Required task: Exactly the lines from the one containing "Convert this document image to plain text." through the final line of the listing are to be retyped, and nothing more.

Records to use:
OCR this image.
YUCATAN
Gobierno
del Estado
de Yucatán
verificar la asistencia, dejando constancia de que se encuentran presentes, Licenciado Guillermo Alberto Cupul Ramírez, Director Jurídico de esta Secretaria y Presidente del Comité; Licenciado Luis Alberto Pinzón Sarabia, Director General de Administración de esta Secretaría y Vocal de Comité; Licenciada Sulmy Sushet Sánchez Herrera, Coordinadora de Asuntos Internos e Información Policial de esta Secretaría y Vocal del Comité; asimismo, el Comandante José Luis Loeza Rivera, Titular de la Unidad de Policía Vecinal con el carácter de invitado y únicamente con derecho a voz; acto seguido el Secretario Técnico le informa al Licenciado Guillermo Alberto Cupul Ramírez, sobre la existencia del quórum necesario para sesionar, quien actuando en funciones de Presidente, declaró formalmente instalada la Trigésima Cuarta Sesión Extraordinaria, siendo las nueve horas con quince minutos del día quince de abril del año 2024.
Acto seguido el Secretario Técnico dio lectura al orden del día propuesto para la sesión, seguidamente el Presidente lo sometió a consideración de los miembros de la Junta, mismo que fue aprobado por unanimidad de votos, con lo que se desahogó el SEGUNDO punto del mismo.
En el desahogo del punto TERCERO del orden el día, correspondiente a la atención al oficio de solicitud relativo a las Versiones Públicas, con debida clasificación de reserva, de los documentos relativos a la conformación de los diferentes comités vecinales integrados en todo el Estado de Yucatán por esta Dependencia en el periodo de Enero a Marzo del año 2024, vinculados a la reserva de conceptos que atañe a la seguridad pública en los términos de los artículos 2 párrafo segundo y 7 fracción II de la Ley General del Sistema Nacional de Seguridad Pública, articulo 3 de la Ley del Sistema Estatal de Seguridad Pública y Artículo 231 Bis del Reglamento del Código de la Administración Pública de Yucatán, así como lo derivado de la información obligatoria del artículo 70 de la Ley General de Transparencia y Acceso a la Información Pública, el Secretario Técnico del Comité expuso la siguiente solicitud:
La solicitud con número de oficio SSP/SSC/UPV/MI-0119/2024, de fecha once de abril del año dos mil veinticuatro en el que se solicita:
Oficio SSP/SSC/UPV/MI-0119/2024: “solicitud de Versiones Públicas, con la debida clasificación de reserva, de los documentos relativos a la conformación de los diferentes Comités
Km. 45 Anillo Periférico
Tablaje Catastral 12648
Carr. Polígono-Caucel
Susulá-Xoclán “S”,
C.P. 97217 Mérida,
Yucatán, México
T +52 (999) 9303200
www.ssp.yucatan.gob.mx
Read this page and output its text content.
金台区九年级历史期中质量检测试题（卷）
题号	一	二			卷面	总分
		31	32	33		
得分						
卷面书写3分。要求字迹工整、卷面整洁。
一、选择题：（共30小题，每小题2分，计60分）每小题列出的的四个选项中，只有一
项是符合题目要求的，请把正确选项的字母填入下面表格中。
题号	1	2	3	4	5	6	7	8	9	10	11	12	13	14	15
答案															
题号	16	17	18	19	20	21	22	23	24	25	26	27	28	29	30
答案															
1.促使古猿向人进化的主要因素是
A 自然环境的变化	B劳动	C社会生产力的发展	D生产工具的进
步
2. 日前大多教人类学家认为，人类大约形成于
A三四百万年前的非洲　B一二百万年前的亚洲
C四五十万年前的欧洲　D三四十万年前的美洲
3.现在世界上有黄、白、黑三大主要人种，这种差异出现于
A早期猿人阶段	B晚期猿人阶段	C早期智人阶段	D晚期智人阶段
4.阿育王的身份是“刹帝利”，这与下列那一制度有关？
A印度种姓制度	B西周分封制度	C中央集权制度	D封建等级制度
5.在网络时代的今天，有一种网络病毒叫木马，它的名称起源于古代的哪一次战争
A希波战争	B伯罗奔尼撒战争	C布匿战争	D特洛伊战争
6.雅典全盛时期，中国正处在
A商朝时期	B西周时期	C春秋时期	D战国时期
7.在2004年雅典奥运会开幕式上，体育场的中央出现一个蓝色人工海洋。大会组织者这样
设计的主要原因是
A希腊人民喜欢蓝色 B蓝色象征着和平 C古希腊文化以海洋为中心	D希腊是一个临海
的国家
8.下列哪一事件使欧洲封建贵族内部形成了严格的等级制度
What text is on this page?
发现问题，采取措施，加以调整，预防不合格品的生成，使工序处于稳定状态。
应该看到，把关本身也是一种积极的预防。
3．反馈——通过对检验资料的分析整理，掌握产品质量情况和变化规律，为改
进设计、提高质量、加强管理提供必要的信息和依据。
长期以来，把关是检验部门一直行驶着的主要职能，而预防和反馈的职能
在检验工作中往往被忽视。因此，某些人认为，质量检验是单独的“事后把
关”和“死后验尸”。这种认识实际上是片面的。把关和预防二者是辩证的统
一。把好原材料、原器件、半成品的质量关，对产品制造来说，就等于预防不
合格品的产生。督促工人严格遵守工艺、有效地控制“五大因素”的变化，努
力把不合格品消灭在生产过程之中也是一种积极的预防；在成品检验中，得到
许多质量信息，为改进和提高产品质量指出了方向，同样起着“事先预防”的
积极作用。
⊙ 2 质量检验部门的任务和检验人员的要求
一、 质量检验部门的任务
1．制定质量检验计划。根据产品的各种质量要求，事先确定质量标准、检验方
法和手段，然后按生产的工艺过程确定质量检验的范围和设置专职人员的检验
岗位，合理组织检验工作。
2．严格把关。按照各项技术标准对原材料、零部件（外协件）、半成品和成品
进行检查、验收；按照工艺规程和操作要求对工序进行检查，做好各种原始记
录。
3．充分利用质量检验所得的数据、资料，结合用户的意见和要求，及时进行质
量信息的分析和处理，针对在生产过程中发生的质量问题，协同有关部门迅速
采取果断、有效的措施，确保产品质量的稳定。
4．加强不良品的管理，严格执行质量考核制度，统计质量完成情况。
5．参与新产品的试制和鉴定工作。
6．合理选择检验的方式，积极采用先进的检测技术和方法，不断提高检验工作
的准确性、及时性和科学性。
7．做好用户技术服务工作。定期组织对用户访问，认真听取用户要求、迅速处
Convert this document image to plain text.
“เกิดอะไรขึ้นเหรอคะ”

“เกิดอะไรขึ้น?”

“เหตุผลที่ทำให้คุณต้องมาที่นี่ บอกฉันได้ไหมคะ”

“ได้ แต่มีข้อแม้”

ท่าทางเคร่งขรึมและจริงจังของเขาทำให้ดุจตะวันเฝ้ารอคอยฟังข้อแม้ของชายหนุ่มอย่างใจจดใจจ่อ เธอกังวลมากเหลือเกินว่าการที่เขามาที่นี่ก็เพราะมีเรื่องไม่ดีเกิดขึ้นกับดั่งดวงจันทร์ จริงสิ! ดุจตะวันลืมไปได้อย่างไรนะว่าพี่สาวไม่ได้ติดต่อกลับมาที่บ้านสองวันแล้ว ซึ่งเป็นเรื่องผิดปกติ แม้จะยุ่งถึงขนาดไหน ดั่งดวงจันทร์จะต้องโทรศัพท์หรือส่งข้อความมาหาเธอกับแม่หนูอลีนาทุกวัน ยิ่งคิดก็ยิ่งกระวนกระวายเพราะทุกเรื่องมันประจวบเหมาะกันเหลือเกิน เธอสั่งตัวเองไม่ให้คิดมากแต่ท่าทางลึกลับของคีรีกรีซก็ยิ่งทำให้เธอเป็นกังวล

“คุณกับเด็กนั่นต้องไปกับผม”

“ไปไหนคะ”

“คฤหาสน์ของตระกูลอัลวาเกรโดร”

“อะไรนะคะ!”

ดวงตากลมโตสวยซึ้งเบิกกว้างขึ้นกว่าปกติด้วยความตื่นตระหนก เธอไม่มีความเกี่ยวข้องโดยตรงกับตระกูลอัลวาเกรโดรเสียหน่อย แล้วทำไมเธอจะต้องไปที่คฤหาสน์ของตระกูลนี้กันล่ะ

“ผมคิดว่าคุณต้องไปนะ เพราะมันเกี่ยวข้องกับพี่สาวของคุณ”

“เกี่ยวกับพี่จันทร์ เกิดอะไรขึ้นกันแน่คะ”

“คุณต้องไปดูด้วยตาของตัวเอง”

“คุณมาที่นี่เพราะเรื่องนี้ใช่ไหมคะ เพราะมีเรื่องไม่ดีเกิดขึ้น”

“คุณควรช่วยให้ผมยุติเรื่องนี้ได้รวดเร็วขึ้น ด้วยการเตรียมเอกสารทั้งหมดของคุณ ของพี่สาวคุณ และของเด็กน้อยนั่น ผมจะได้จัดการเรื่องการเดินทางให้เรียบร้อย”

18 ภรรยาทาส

Task response:
Convert this document image to plain text.
“เกิดอะไรขึ้นเหรอคะ”

“เกิดอะไรขึ้น?”

“เหตุผลที่ทำให้คุณต้องมาที่นี่ บอกฉันได้ไหมคะ”

“ได้ แต่มีข้อแม้”

ท่าทางเคร่งขรึมและจริงจังของเขาทำให้ดุจตะวันเฝ้ารอคอยฟังข้อแม้ของชายหนุ่มอย่างใจจดใจจ่อ เธอกังวลมากเหลือเกินว่าการที่เขามาที่นี่ก็เพราะมีเรื่องไม่ดีเกิดขึ้นกับดั่งดวงจันทร์ จริงสิ! ดุจตะวันลืมไปได้อย่างไรนะว่าพี่สาวไม่ได้ติดต่อกลับมาที่บ้านสองวันแล้ว ซึ่งเป็นเรื่องผิดปกติ แม้จะยุ่งถึงขนาดไหน ดั่งดวงจันทร์จะต้องโทรศัพท์หรือส่งข้อความมาหาเธอกับแม่หนูอลีนาทุกวัน ยิ่งคิดก็ยิ่งกระวนกระวายเพราะทุกเรื่องมันประจวบเหมาะกันเหลือเกิน เธอสั่งตัวเองไม่ให้คิดมากแต่ท่าทางลึกลับของคีรีกรีซก็ยิ่งทำให้เธอเป็นกังวล

“คุณกับเด็กนั่นต้องไปกับผม”

“ไปไหนคะ”

“คฤหาสน์ของตระกูลอัลวาเกรโดร”

“อะไรนะคะ!”

ดวงตากลมโตสวยซึ้งเบิกกว้างขึ้นกว่าปกติด้วยความตื่นตระหนก เธอไม่มีความเกี่ยวข้องโดยตรงกับตระกูลอัลวาเกรโดรเสียหน่อย แล้วทำไมเธอจะต้องไปที่คฤหาสน์ของตระกูลนี้กันล่ะ

“ผมคิดว่าคุณต้องไปนะ เพราะมันเกี่ยวข้องกับพี่สาวของคุณ”

“เกี่ยวกับพี่จันทร์ เกิดอะไรขึ้นกันแน่คะ”

“คุณต้องไปดูด้วยตาของตัวเอง”

“คุณมาที่นี่เพราะเรื่องนี้ใช่ไหมคะ เพราะมีเรื่องไม่ดีเกิดขึ้น”

“คุณควรช่วยให้ผมยุติเรื่องนี้ได้รวดเร็วขึ้น ด้วยการเตรียมเอกสารทั้งหมดของคุณ ของพี่สาวคุณ และของเด็กน้อยนั่น ผมจะได้จัดการเรื่องการเดินทางให้เรียบร้อย”

18 ภรรยาทาส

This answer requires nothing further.